Stored entries:
»»
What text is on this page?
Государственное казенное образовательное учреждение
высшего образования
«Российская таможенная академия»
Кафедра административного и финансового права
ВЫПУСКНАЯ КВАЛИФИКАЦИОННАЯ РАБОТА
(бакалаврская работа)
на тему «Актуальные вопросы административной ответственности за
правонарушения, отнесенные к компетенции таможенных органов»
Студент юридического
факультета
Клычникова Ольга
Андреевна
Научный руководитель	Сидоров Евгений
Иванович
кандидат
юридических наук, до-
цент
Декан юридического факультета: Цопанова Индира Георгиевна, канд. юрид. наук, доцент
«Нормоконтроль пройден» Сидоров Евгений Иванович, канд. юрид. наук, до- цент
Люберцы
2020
««
Task statement. Each entry above is to be quoted exactly.

Completed task.
What text is on this page?
Государственное казенное образовательное учреждение
высшего образования
«Российская таможенная академия»
Кафедра административного и финансового права
ВЫПУСКНАЯ КВАЛИФИКАЦИОННАЯ РАБОТА
(бакалаврская работа)
на тему «Актуальные вопросы административной ответственности за
правонарушения, отнесенные к компетенции таможенных органов»
Студент юридического
факультета
Клычникова Ольга
Андреевна
Научный руководитель	Сидоров Евгений
Иванович
кандидат
юридических наук, до-
цент
Декан юридического факультета: Цопанова Индира Георгиевна, канд. юрид. наук, доцент
«Нормоконтроль пройден» Сидоров Евгений Иванович, канд. юрид. наук, до- цент
Люберцы
2020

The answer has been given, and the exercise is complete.